* _Text excerpt_
The biggest-ever assault on environmental protection in Britain will be carried out by the Conservatives if they win the general election.

Massive cuts will be made to the budgets and staff of Britain's main pollution and wildlife watchdog bodies, in a programme of which no mention at all is made in the Tory election manifesto.

The shadow Environment Secretary, Tim Yeo, is preparing to take the axe to the Environment Agency, which controls pollution from industry, and flood risk, and English Nature, which is responsible for protecting wildlife from increasing threats.

He has asked the Permanent Secretary at the Department for Environment, Food and Rural Affairs, Sir Brian Bender, to have contingency plans drawn up so he can chop more than 1,500 staff and more than £60m in annual funding from the two bodies.

The savings would be spent by a Tory government on investment in other areas without increasing public borrowing, and on reducing taxes. But senior officials in both the Environment Agency and English Nature said at the weekend the Tory proposals would be disastrous.

Green groups similarly lambasted the idea. "The people the Tories are planning to fire are the green equivalent of bobbies on the beat," said Stephen Tindale, executive director of Greenpeace. "The Conservatives claim to be the party of law and order, but when it comes to environmental crime they seem happy for the polluters and despoilers to go unpunished."

Tony Juniper, director of Friends of the Earth, said: "Environmental challenges are rapidly increasing and it is madness to cut back our capacity to react. Climate change, the loss of wildlife, pollution and resource depletion all need to be addressed by properly funded official agencies. Cutting back on those agencies is cutting back on our children's future."

The proposals have been met in both green bodies with surprise verging on incredulity.

Lady Young of Old Scone, the Environment Agency's chief executive, said they would force the agency to "choose between abandoning vulnerable homes to flooding, allowing streets to become dumping grounds for fly-tipping cowboys and leaving people's health to the goodwill or otherwise of polluting industry, without effective check".

A senior source in English Nature, which looks after Britain's mammals, birds, flowers, insects and other invertebrates, said: "These cuts would have huge consequences in terms of what this organisation might be expected to deliver. They would be disastrous."

However, Mr Yeo strongly defended his plans last night and said the idea that they meant "the end of the world" was "absolutely barmy". He said: "I think to react in this kind of way looks like what you would expect from a lobby that's concerned to protect itself rather than see whether some jobs could be done more efficiently."

* _Dataset rows_
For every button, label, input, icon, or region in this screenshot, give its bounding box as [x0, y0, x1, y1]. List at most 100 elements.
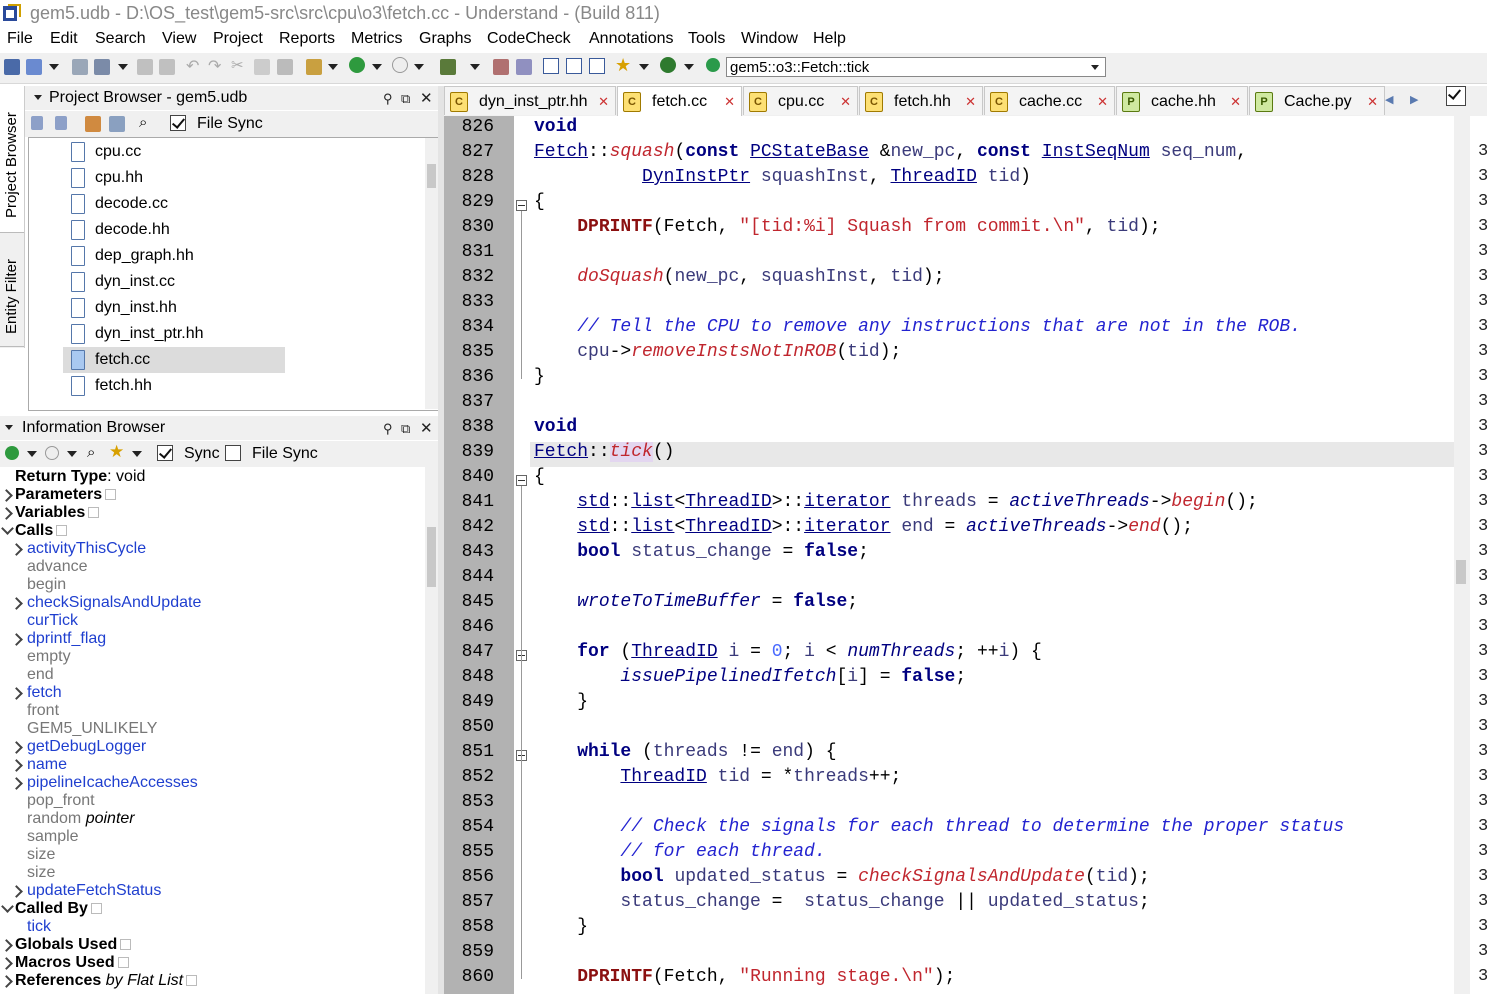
- binoculars-icon[interactable]: ⌕: [139, 114, 155, 131]
- redo-icon[interactable]: ↷: [208, 56, 224, 75]
- chevron-right-icon[interactable]: [10, 759, 23, 772]
- call-item[interactable]: pipelineIcacheAccesses: [27, 774, 198, 792]
- editor-option-checkbox[interactable]: [1446, 86, 1466, 106]
- call-item[interactable]: begin: [27, 576, 66, 594]
- list-item[interactable]: decode.cc: [69, 191, 289, 217]
- forward-icon[interactable]: [392, 57, 408, 73]
- close-icon[interactable]: ✕: [420, 89, 433, 107]
- copy-icon[interactable]: [254, 59, 270, 75]
- code-line[interactable]: bool updated_status = checkSignalsAndUpd…: [534, 867, 1149, 887]
- scrollbar[interactable]: [425, 467, 438, 994]
- chevron-right-icon[interactable]: [10, 777, 23, 790]
- code-line[interactable]: bool status_change = false;: [534, 542, 869, 562]
- star-icon[interactable]: ★: [109, 442, 125, 461]
- call-item[interactable]: random pointer: [27, 810, 135, 828]
- graph-icon[interactable]: [493, 59, 509, 75]
- code-line[interactable]: wroteToTimeBuffer = false;: [534, 592, 858, 612]
- code-line[interactable]: {: [534, 467, 545, 487]
- pin-icon[interactable]: ⚲: [383, 421, 393, 437]
- close-tab-icon[interactable]: ✕: [1230, 94, 1241, 110]
- fold-toggle-icon[interactable]: [516, 475, 527, 486]
- edit-file-icon[interactable]: [85, 116, 101, 132]
- globals-used-section[interactable]: Globals Used: [15, 936, 132, 954]
- scroll-tabs-left-icon[interactable]: ◀: [1385, 93, 1393, 106]
- chevron-down-icon[interactable]: [639, 64, 649, 70]
- tab-cpu-cc[interactable]: Ccpu.cc ✕: [743, 86, 858, 115]
- save-all-icon[interactable]: [159, 59, 175, 75]
- close-tab-icon[interactable]: ✕: [1097, 94, 1108, 110]
- options-icon[interactable]: [90, 903, 102, 915]
- chevron-down-icon[interactable]: [414, 64, 424, 70]
- chevron-right-icon[interactable]: [0, 507, 13, 520]
- list-item[interactable]: dep_graph.hh: [69, 243, 289, 269]
- list-item[interactable]: cpu.cc: [69, 139, 289, 165]
- undo-icon[interactable]: ↶: [186, 56, 202, 75]
- code-editor[interactable]: void Fetch::squash(const PCStateBase &new…: [530, 116, 1454, 994]
- back-icon[interactable]: [349, 57, 365, 73]
- tab-fetch-cc[interactable]: Cfetch.cc ✕: [617, 86, 742, 117]
- parameters-section[interactable]: Parameters: [15, 486, 117, 504]
- chevron-down-icon[interactable]: [1, 900, 14, 913]
- references-section[interactable]: References by Flat List: [15, 972, 198, 990]
- close-tab-icon[interactable]: ✕: [724, 94, 735, 110]
- analyze-icon[interactable]: [440, 59, 456, 75]
- cut-icon[interactable]: ✂: [231, 56, 247, 74]
- file-sync-checkbox[interactable]: [170, 115, 186, 131]
- tab-fetch-hh[interactable]: Cfetch.hh ✕: [859, 86, 983, 115]
- chevron-down-icon[interactable]: [118, 64, 128, 70]
- calls-section[interactable]: Calls: [15, 522, 68, 540]
- code-line[interactable]: ThreadID tid = *threads++;: [534, 767, 901, 787]
- chevron-down-icon[interactable]: [684, 64, 694, 70]
- chevron-down-icon[interactable]: [67, 451, 77, 457]
- menu-tools[interactable]: Tools: [688, 30, 725, 48]
- code-line[interactable]: cpu->removeInstsNotInROB(tid);: [534, 342, 901, 362]
- menu-codecheck[interactable]: CodeCheck: [487, 30, 571, 48]
- options-icon[interactable]: [120, 939, 132, 951]
- star-icon[interactable]: ★: [615, 55, 631, 75]
- code-line[interactable]: }: [534, 692, 588, 712]
- menu-help[interactable]: Help: [813, 30, 846, 48]
- call-item[interactable]: sample: [27, 828, 79, 846]
- layout-single-icon[interactable]: [589, 58, 605, 74]
- back-icon[interactable]: [5, 446, 19, 460]
- close-icon[interactable]: ✕: [420, 419, 433, 437]
- call-item[interactable]: checkSignalsAndUpdate: [27, 594, 201, 612]
- editor-scrollbar[interactable]: [1454, 116, 1470, 994]
- find-icon[interactable]: [516, 59, 532, 75]
- code-line[interactable]: void: [534, 117, 577, 137]
- add-scope-icon[interactable]: [706, 58, 720, 72]
- chevron-right-icon[interactable]: [10, 741, 23, 754]
- chevron-right-icon[interactable]: [10, 633, 23, 646]
- menu-search[interactable]: Search: [95, 30, 146, 48]
- options-icon[interactable]: [56, 525, 68, 537]
- pin-icon[interactable]: ⚲: [383, 91, 393, 107]
- scrollbar[interactable]: [425, 138, 438, 409]
- list-item[interactable]: fetch.hh: [69, 373, 289, 399]
- code-line[interactable]: doSquash(new_pc, squashInst, tid);: [534, 267, 944, 287]
- call-item[interactable]: activityThisCycle: [27, 540, 146, 558]
- scope-combobox[interactable]: gem5::o3::Fetch::tick: [726, 57, 1106, 77]
- open-db-icon[interactable]: [26, 59, 42, 75]
- close-tab-icon[interactable]: ✕: [598, 94, 609, 110]
- code-line[interactable]: DPRINTF(Fetch, "[tid:%i] Squash from com…: [534, 217, 1160, 237]
- close-tab-icon[interactable]: ✕: [1367, 94, 1378, 110]
- chevron-right-icon[interactable]: [10, 543, 23, 556]
- code-line[interactable]: while (threads != end) {: [534, 742, 836, 762]
- tab-entity-filter[interactable]: Entity Filter: [0, 236, 24, 347]
- call-item[interactable]: advance: [27, 558, 88, 576]
- code-line[interactable]: std::list<ThreadID>::iterator end = acti…: [534, 517, 1193, 537]
- new-file-icon[interactable]: [72, 59, 88, 75]
- report-icon[interactable]: [306, 59, 322, 75]
- layout-columns-icon[interactable]: [543, 58, 559, 74]
- call-item[interactable]: dprintf_flag: [27, 630, 106, 648]
- collapse-icon[interactable]: [34, 95, 42, 100]
- code-line[interactable]: std::list<ThreadID>::iterator threads = …: [534, 492, 1258, 512]
- check-icon[interactable]: [660, 57, 676, 73]
- chevron-down-icon[interactable]: [1091, 65, 1099, 70]
- code-line[interactable]: }: [534, 367, 545, 387]
- menu-edit[interactable]: Edit: [50, 30, 78, 48]
- menu-annotations[interactable]: Annotations: [589, 30, 674, 48]
- scroll-thumb[interactable]: [427, 164, 436, 188]
- called-by-section[interactable]: Called By: [15, 900, 102, 918]
- chevron-down-icon[interactable]: [470, 64, 480, 70]
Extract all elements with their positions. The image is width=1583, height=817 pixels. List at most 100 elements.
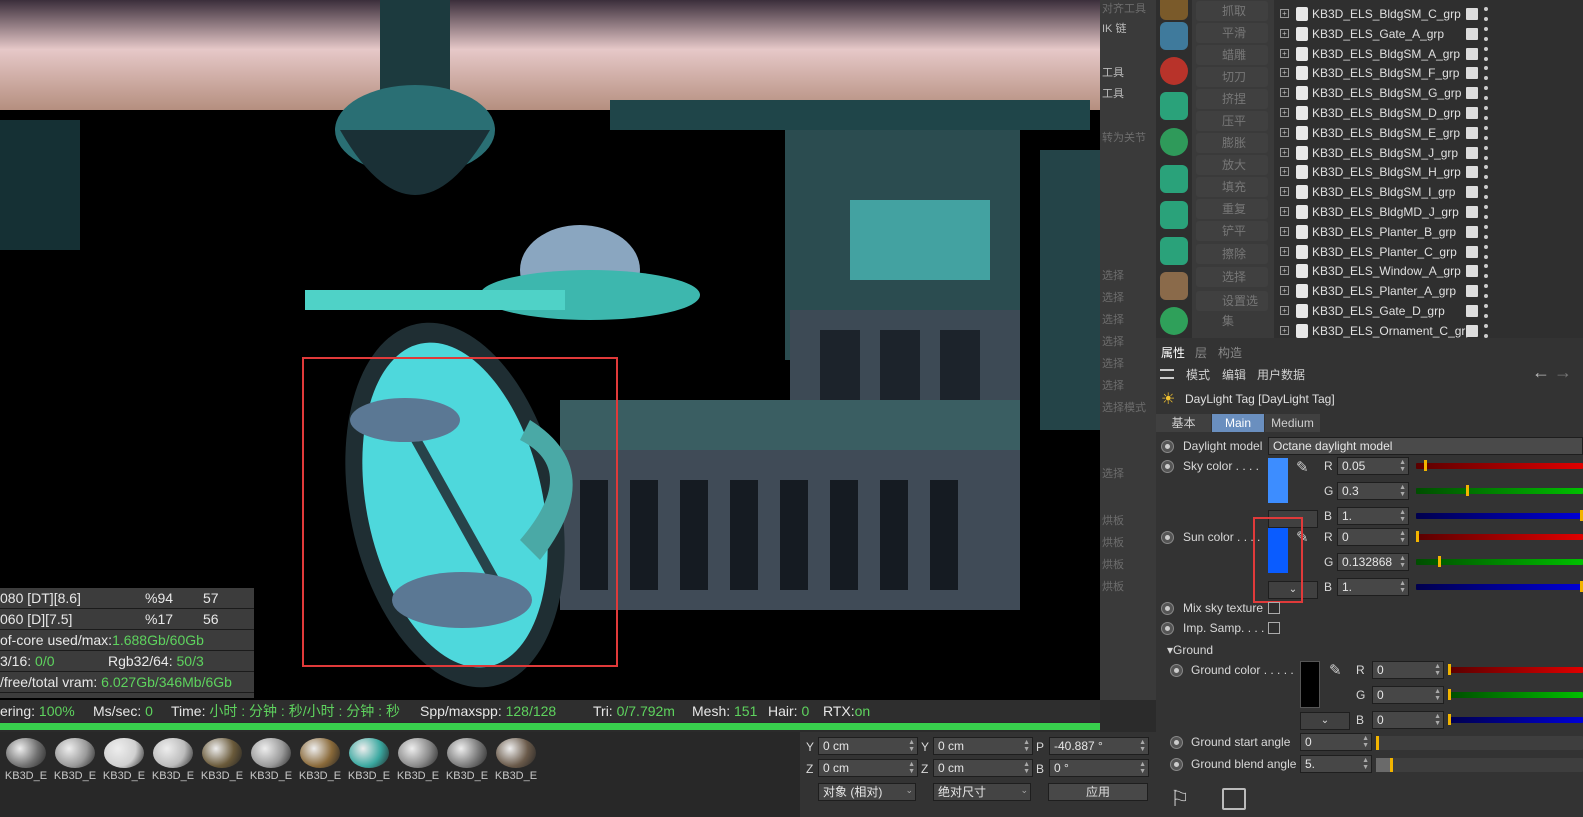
- edit-icon[interactable]: [1466, 305, 1478, 317]
- expand-icon[interactable]: +: [1280, 167, 1289, 177]
- arrow-left-icon[interactable]: ←: [1532, 362, 1550, 383]
- render-viewport[interactable]: 080 [DT][8.6] %94 57 060 [D][7.5] %17 56…: [0, 0, 1100, 700]
- object-row[interactable]: + KB3D_ELS_Gate_A_grp: [1274, 24, 1583, 44]
- sculpt-tool-item[interactable]: 抓取: [1196, 1, 1268, 21]
- sculpt-tool-item[interactable]: 填充: [1196, 177, 1268, 197]
- expand-icon[interactable]: +: [1280, 266, 1289, 276]
- sky-b-field[interactable]: 1. ▲ ▼: [1337, 507, 1409, 525]
- menu-ik-chain[interactable]: IK 链: [1102, 20, 1126, 36]
- menu-tools-1[interactable]: 工具: [1102, 64, 1124, 80]
- expand-icon[interactable]: +: [1280, 246, 1289, 256]
- spinner-icon[interactable]: ▲ ▼: [1399, 484, 1406, 498]
- eyedropper-icon[interactable]: ✎: [1296, 458, 1314, 476]
- material-thumbnail[interactable]: KB3D_E: [445, 736, 489, 782]
- slider-knob[interactable]: [1376, 736, 1379, 750]
- plugin-icon[interactable]: [1160, 128, 1188, 156]
- sculpt-tool-item[interactable]: 平滑: [1196, 23, 1268, 43]
- menu-bake[interactable]: 烘板: [1102, 512, 1124, 528]
- slider-knob[interactable]: [1416, 531, 1419, 542]
- material-thumbnail[interactable]: KB3D_E: [249, 736, 293, 782]
- slider-knob[interactable]: [1448, 689, 1451, 700]
- ground-b-slider[interactable]: [1448, 714, 1583, 725]
- sculpt-tool-item[interactable]: 膨胀: [1196, 133, 1268, 153]
- tab-attributes[interactable]: 属性: [1161, 344, 1185, 361]
- menu-select[interactable]: 选择: [1102, 311, 1124, 327]
- material-thumbnail[interactable]: KB3D_E: [151, 736, 195, 782]
- menu-bake[interactable]: 烘板: [1102, 578, 1124, 594]
- sun-b-field[interactable]: 1. ▲ ▼: [1337, 578, 1409, 596]
- animate-radio[interactable]: [1161, 531, 1174, 544]
- ground-r-field[interactable]: 0 ▲ ▼: [1372, 661, 1444, 679]
- subtab-medium[interactable]: Medium: [1265, 414, 1320, 432]
- edit-icon[interactable]: [1466, 67, 1478, 80]
- edit-icon[interactable]: [1466, 265, 1478, 278]
- edit-icon[interactable]: [1466, 47, 1478, 60]
- object-row[interactable]: + KB3D_ELS_Window_A_grp: [1274, 261, 1583, 281]
- spinner-icon[interactable]: ▲ ▼: [1362, 757, 1369, 771]
- edit-icon[interactable]: [1466, 186, 1478, 199]
- expand-icon[interactable]: +: [1280, 226, 1289, 236]
- object-row[interactable]: + KB3D_ELS_BldgSM_E_grp: [1274, 123, 1583, 143]
- spinner-icon[interactable]: ▲ ▼: [1399, 555, 1406, 569]
- edit-icon[interactable]: [1466, 107, 1478, 119]
- visibility-dots-icon[interactable]: [1484, 66, 1488, 81]
- plugin-icon[interactable]: [1160, 0, 1188, 20]
- expand-icon[interactable]: +: [1280, 147, 1289, 157]
- expand-icon[interactable]: +: [1280, 325, 1289, 335]
- edit-icon[interactable]: [1466, 27, 1478, 40]
- plugin-icon[interactable]: [1160, 272, 1188, 300]
- sun-r-slider[interactable]: [1416, 531, 1583, 542]
- object-row[interactable]: + KB3D_ELS_BldgSM_D_grp: [1274, 103, 1583, 123]
- mix-sky-texture-checkbox[interactable]: [1268, 602, 1280, 614]
- expand-icon[interactable]: +: [1280, 207, 1289, 216]
- subtab-main[interactable]: Main: [1212, 414, 1264, 432]
- sun-g-slider[interactable]: [1416, 556, 1583, 567]
- menu-mode[interactable]: 模式: [1186, 366, 1210, 383]
- daylight-model-select[interactable]: Octane daylight model: [1268, 437, 1583, 455]
- coordinate-mode-select[interactable]: 对象 (相对) ⌄: [818, 783, 916, 801]
- object-row[interactable]: + KB3D_ELS_BldgSM_A_grp: [1274, 44, 1583, 64]
- visibility-dots-icon[interactable]: [1484, 224, 1488, 239]
- sky-g-field[interactable]: 0.3 ▲ ▼: [1337, 482, 1409, 500]
- cube-icon[interactable]: [1160, 92, 1188, 120]
- apply-button[interactable]: 应用: [1048, 783, 1148, 801]
- visibility-dots-icon[interactable]: [1484, 244, 1488, 259]
- ground-section-toggle[interactable]: ▾Ground: [1167, 643, 1213, 657]
- expand-icon[interactable]: +: [1280, 88, 1289, 98]
- arrow-right-icon[interactable]: →: [1554, 362, 1572, 383]
- menu-select-mode[interactable]: 选择模式: [1102, 399, 1146, 415]
- expand-icon[interactable]: +: [1280, 28, 1289, 38]
- sky-color-swatch[interactable]: [1268, 458, 1288, 503]
- sculpt-tool-item[interactable]: 放大: [1196, 155, 1268, 175]
- material-thumbnail[interactable]: KB3D_E: [494, 736, 538, 782]
- slider-knob[interactable]: [1448, 664, 1451, 675]
- z-size-field[interactable]: 0 cm ▲ ▼: [933, 759, 1033, 777]
- help-icon[interactable]: ⚐: [1170, 786, 1190, 812]
- edit-icon[interactable]: [1466, 166, 1478, 179]
- menu-tools-2[interactable]: 工具: [1102, 85, 1124, 101]
- plugin-icon[interactable]: [1160, 165, 1188, 193]
- expand-icon[interactable]: +: [1280, 9, 1289, 18]
- menu-edit[interactable]: 编辑: [1222, 366, 1246, 383]
- expand-icon[interactable]: +: [1280, 306, 1289, 315]
- material-thumbnail[interactable]: KB3D_E: [102, 736, 146, 782]
- plugin-icon[interactable]: [1160, 22, 1188, 50]
- eyedropper-icon[interactable]: ✎: [1329, 661, 1347, 679]
- edit-icon[interactable]: [1466, 324, 1478, 337]
- spinner-icon[interactable]: ▲ ▼: [1434, 688, 1441, 702]
- menu-select[interactable]: 选择: [1102, 267, 1124, 283]
- spinner-icon[interactable]: ▲ ▼: [1023, 761, 1030, 775]
- tab-layers[interactable]: 层: [1195, 344, 1207, 361]
- spinner-icon[interactable]: ▲ ▼: [1399, 509, 1406, 523]
- ground-start-angle-slider[interactable]: [1376, 736, 1583, 750]
- object-row[interactable]: + KB3D_ELS_Gate_D_grp: [1274, 301, 1583, 321]
- spinner-icon[interactable]: ▲ ▼: [1434, 663, 1441, 677]
- ground-r-slider[interactable]: [1448, 664, 1583, 675]
- edit-icon[interactable]: [1466, 8, 1478, 20]
- visibility-dots-icon[interactable]: [1484, 165, 1488, 180]
- sun-r-field[interactable]: 0 ▲ ▼: [1337, 528, 1409, 546]
- object-row[interactable]: + KB3D_ELS_Planter_A_grp: [1274, 281, 1583, 301]
- spinner-icon[interactable]: ▲ ▼: [1139, 761, 1146, 775]
- menu-bake[interactable]: 烘板: [1102, 556, 1124, 572]
- sculpt-tool-item[interactable]: 选择: [1196, 267, 1268, 287]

* _To be done_
1. From the article on planned Conservative cuts to environmental bodies, give back verbatim the part that opens with the words containing "The biggest-ever assault" and closes with "Tory election manifesto.".
2. In the article on planned Conservative cuts to environmental bodies, how much annual funding does Tim Yeo want to be able to cut from the two bodies?

* _Expected responses_
1.
The biggest-ever assault on environmental protection in Britain will be carried out by the Conservatives if they win the general election.

Massive cuts will be made to the budgets and staff of Britain's main pollution and wildlife watchdog bodies, in a programme of which no mention at all is made in the Tory election manifesto.

2. More than £60m.